Extracted data entries>
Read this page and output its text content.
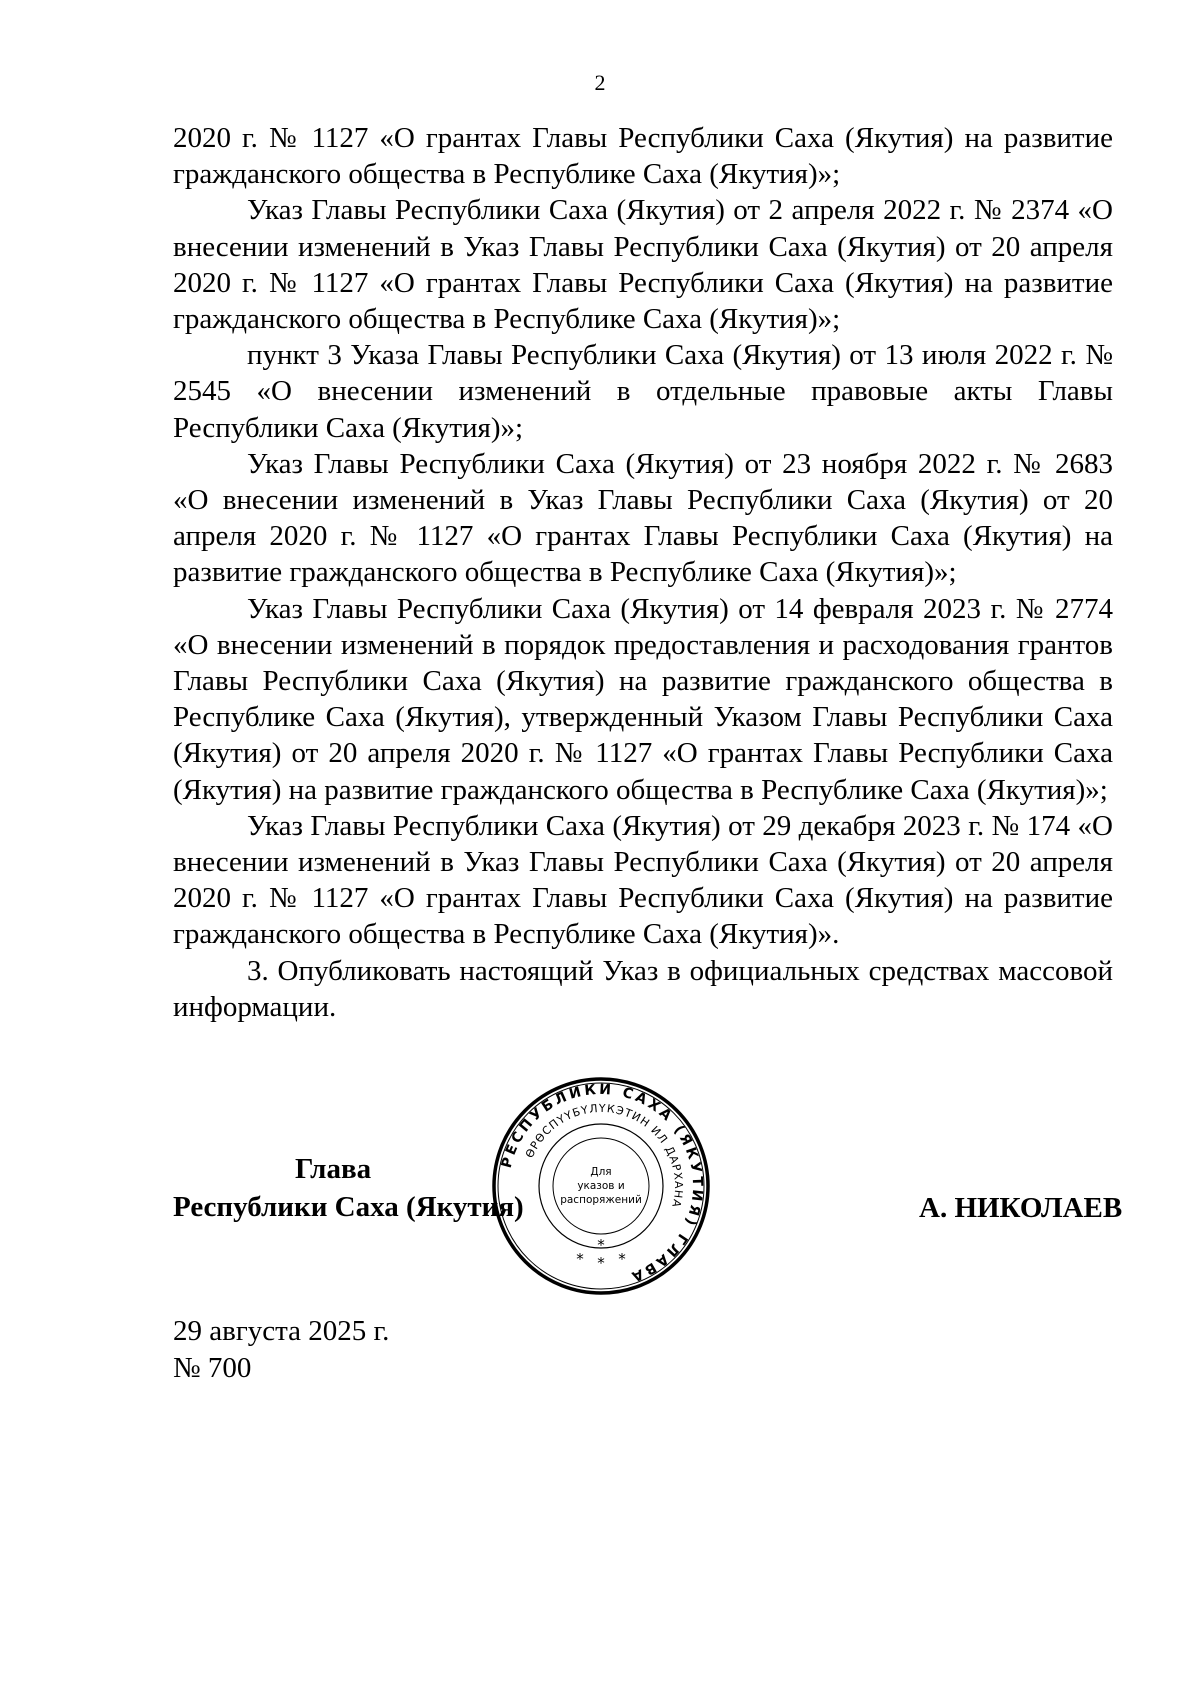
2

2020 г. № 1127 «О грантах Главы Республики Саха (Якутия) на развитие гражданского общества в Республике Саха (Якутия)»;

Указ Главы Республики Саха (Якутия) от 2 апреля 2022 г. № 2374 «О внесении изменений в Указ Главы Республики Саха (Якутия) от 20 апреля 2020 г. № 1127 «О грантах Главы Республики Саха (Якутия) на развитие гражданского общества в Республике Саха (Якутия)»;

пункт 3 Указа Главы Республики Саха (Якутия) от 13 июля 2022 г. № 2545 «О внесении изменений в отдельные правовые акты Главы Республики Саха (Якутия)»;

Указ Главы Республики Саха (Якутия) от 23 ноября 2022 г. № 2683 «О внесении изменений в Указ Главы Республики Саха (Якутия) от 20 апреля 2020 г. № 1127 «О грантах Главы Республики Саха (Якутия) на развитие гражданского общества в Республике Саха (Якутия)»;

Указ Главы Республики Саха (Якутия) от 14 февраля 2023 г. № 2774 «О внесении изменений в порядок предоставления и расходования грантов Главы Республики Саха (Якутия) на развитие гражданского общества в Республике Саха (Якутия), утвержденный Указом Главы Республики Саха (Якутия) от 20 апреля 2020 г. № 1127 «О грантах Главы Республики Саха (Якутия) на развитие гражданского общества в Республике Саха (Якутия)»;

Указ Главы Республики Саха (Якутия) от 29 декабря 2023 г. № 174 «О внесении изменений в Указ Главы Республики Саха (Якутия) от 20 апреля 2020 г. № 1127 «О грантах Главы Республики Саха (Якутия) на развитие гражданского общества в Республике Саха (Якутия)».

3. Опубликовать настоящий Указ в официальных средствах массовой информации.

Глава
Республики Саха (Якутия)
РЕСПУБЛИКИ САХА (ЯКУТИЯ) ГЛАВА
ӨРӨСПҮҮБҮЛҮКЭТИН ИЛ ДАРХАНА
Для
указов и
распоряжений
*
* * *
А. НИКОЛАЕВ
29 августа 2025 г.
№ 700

Exercise>
Copy the material above in full and exactly, skipping pictures.

Response to this exercise>
Read this page and output its text content.
2

2020 г. № 1127 «О грантах Главы Республики Саха (Якутия) на развитие гражданского общества в Республике Саха (Якутия)»;

Указ Главы Республики Саха (Якутия) от 2 апреля 2022 г. № 2374 «О внесении изменений в Указ Главы Республики Саха (Якутия) от 20 апреля 2020 г. № 1127 «О грантах Главы Республики Саха (Якутия) на развитие гражданского общества в Республике Саха (Якутия)»;

пункт 3 Указа Главы Республики Саха (Якутия) от 13 июля 2022 г. № 2545 «О внесении изменений в отдельные правовые акты Главы Республики Саха (Якутия)»;

Указ Главы Республики Саха (Якутия) от 23 ноября 2022 г. № 2683 «О внесении изменений в Указ Главы Республики Саха (Якутия) от 20 апреля 2020 г. № 1127 «О грантах Главы Республики Саха (Якутия) на развитие гражданского общества в Республике Саха (Якутия)»;

Указ Главы Республики Саха (Якутия) от 14 февраля 2023 г. № 2774 «О внесении изменений в порядок предоставления и расходования грантов Главы Республики Саха (Якутия) на развитие гражданского общества в Республике Саха (Якутия), утвержденный Указом Главы Республики Саха (Якутия) от 20 апреля 2020 г. № 1127 «О грантах Главы Республики Саха (Якутия) на развитие гражданского общества в Республике Саха (Якутия)»;

Указ Главы Республики Саха (Якутия) от 29 декабря 2023 г. № 174 «О внесении изменений в Указ Главы Республики Саха (Якутия) от 20 апреля 2020 г. № 1127 «О грантах Главы Республики Саха (Якутия) на развитие гражданского общества в Республике Саха (Якутия)».

3. Опубликовать настоящий Указ в официальных средствах массовой информации.

Глава
Республики Саха (Якутия)
РЕСПУБЛИКИ САХА (ЯКУТИЯ) ГЛАВА
ӨРӨСПҮҮБҮЛҮКЭТИН ИЛ ДАРХАНА
Для
указов и
распоряжений
*
* * *
А. НИКОЛАЕВ
29 августа 2025 г.
№ 700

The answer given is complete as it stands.